■ WRITTEN REQUEST: Output all the data exactly. Pictures do not belong in the copy.

■ EXERCISE MATERIAL:
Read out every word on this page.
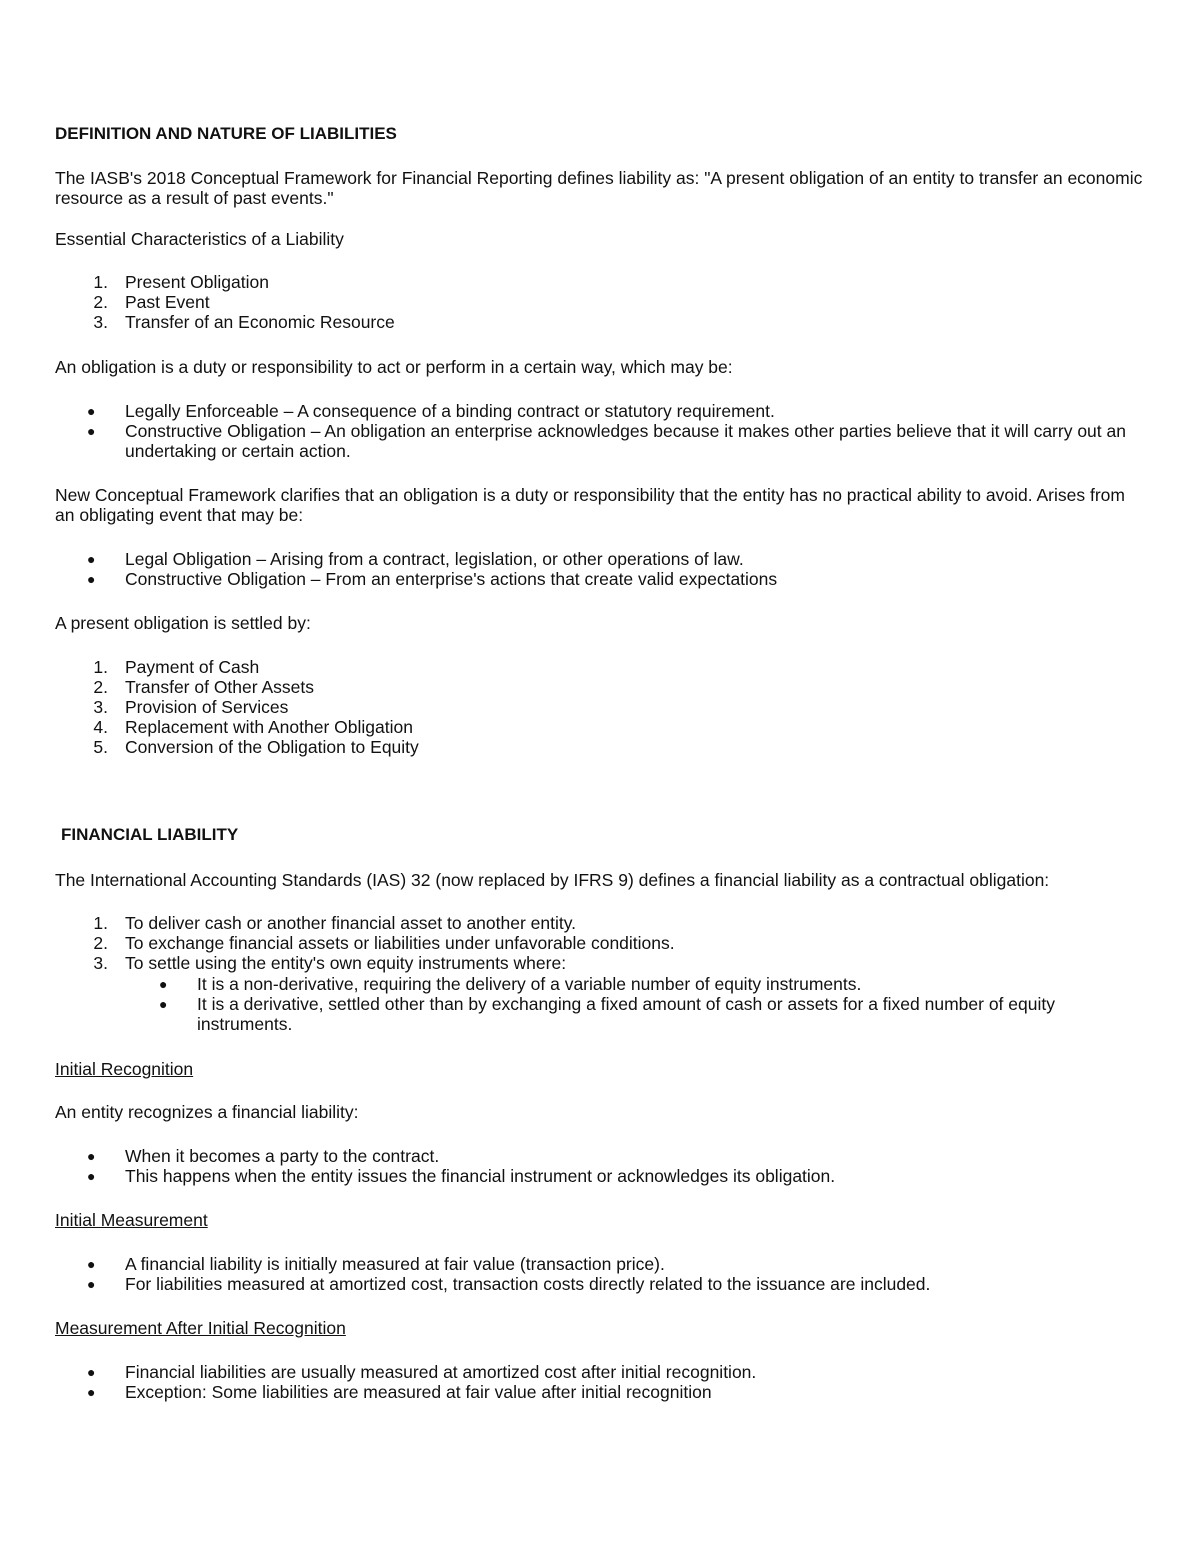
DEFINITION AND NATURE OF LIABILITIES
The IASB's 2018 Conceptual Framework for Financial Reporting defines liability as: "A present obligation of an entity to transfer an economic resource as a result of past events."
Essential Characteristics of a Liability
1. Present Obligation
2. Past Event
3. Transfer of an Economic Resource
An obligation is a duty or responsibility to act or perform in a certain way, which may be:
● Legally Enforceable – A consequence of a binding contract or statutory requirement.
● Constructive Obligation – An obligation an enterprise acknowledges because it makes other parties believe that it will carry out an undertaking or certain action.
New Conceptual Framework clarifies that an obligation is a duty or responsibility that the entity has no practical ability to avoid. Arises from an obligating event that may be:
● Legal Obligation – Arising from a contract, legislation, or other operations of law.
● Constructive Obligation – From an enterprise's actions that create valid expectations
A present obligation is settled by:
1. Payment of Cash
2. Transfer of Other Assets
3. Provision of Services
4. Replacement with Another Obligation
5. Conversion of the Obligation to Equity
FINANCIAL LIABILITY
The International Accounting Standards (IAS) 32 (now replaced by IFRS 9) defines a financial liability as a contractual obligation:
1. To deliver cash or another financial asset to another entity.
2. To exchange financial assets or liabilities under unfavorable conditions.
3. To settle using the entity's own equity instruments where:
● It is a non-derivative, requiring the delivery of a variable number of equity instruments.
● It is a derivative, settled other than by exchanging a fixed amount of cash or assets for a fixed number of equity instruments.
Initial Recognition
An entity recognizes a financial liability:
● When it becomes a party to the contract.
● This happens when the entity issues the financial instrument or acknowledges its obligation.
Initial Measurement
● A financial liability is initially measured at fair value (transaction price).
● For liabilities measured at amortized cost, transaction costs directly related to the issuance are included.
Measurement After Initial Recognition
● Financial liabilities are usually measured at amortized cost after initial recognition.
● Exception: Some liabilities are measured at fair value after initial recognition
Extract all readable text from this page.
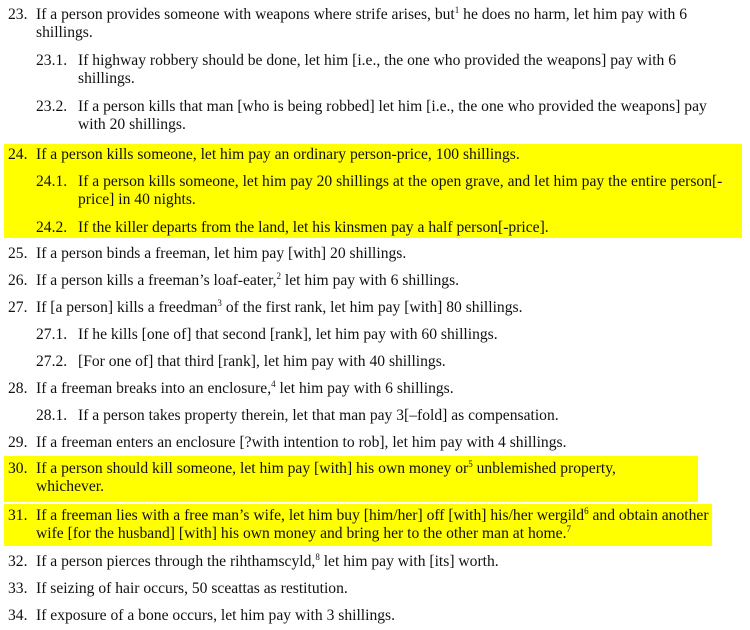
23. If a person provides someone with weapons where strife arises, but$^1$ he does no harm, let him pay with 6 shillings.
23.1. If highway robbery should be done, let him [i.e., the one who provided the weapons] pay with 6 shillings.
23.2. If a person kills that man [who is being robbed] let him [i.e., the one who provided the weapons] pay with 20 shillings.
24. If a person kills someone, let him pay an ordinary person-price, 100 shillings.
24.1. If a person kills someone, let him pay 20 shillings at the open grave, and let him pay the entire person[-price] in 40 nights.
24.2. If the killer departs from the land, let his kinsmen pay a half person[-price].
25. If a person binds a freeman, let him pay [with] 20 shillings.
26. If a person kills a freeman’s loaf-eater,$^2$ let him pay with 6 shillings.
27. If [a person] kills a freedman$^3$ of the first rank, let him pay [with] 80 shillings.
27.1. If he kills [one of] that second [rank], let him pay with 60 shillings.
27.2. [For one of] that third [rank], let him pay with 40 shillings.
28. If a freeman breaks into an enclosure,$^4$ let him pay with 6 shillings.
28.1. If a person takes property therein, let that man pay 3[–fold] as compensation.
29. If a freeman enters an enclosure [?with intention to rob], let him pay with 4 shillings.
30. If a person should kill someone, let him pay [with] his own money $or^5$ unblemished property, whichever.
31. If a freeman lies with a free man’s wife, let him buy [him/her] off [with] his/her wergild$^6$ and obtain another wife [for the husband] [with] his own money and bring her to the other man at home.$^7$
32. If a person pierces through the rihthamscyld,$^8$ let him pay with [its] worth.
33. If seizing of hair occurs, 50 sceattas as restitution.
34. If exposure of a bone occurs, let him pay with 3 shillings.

■ EXERCISE SOLUTION:
Read out every word on this page.
DEFINITION AND NATURE OF LIABILITIES
The IASB's 2018 Conceptual Framework for Financial Reporting defines liability as: "A present obligation of an entity to transfer an economic resource as a result of past events."
Essential Characteristics of a Liability
1. Present Obligation
2. Past Event
3. Transfer of an Economic Resource
An obligation is a duty or responsibility to act or perform in a certain way, which may be:
● Legally Enforceable – A consequence of a binding contract or statutory requirement.
● Constructive Obligation – An obligation an enterprise acknowledges because it makes other parties believe that it will carry out an undertaking or certain action.
New Conceptual Framework clarifies that an obligation is a duty or responsibility that the entity has no practical ability to avoid. Arises from an obligating event that may be:
● Legal Obligation – Arising from a contract, legislation, or other operations of law.
● Constructive Obligation – From an enterprise's actions that create valid expectations
A present obligation is settled by:
1. Payment of Cash
2. Transfer of Other Assets
3. Provision of Services
4. Replacement with Another Obligation
5. Conversion of the Obligation to Equity
FINANCIAL LIABILITY
The International Accounting Standards (IAS) 32 (now replaced by IFRS 9) defines a financial liability as a contractual obligation:
1. To deliver cash or another financial asset to another entity.
2. To exchange financial assets or liabilities under unfavorable conditions.
3. To settle using the entity's own equity instruments where:
● It is a non-derivative, requiring the delivery of a variable number of equity instruments.
● It is a derivative, settled other than by exchanging a fixed amount of cash or assets for a fixed number of equity instruments.
Initial Recognition
An entity recognizes a financial liability:
● When it becomes a party to the contract.
● This happens when the entity issues the financial instrument or acknowledges its obligation.
Initial Measurement
● A financial liability is initially measured at fair value (transaction price).
● For liabilities measured at amortized cost, transaction costs directly related to the issuance are included.
Measurement After Initial Recognition
● Financial liabilities are usually measured at amortized cost after initial recognition.
● Exception: Some liabilities are measured at fair value after initial recognition
Extract all readable text from this page.
23. If a person provides someone with weapons where strife arises, but$^1$ he does no harm, let him pay with 6 shillings.
23.1. If highway robbery should be done, let him [i.e., the one who provided the weapons] pay with 6 shillings.
23.2. If a person kills that man [who is being robbed] let him [i.e., the one who provided the weapons] pay with 20 shillings.
24. If a person kills someone, let him pay an ordinary person-price, 100 shillings.
24.1. If a person kills someone, let him pay 20 shillings at the open grave, and let him pay the entire person[-price] in 40 nights.
24.2. If the killer departs from the land, let his kinsmen pay a half person[-price].
25. If a person binds a freeman, let him pay [with] 20 shillings.
26. If a person kills a freeman’s loaf-eater,$^2$ let him pay with 6 shillings.
27. If [a person] kills a freedman$^3$ of the first rank, let him pay [with] 80 shillings.
27.1. If he kills [one of] that second [rank], let him pay with 60 shillings.
27.2. [For one of] that third [rank], let him pay with 40 shillings.
28. If a freeman breaks into an enclosure,$^4$ let him pay with 6 shillings.
28.1. If a person takes property therein, let that man pay 3[–fold] as compensation.
29. If a freeman enters an enclosure [?with intention to rob], let him pay with 4 shillings.
30. If a person should kill someone, let him pay [with] his own money $or^5$ unblemished property, whichever.
31. If a freeman lies with a free man’s wife, let him buy [him/her] off [with] his/her wergild$^6$ and obtain another wife [for the husband] [with] his own money and bring her to the other man at home.$^7$
32. If a person pierces through the rihthamscyld,$^8$ let him pay with [its] worth.
33. If seizing of hair occurs, 50 sceattas as restitution.
34. If exposure of a bone occurs, let him pay with 3 shillings.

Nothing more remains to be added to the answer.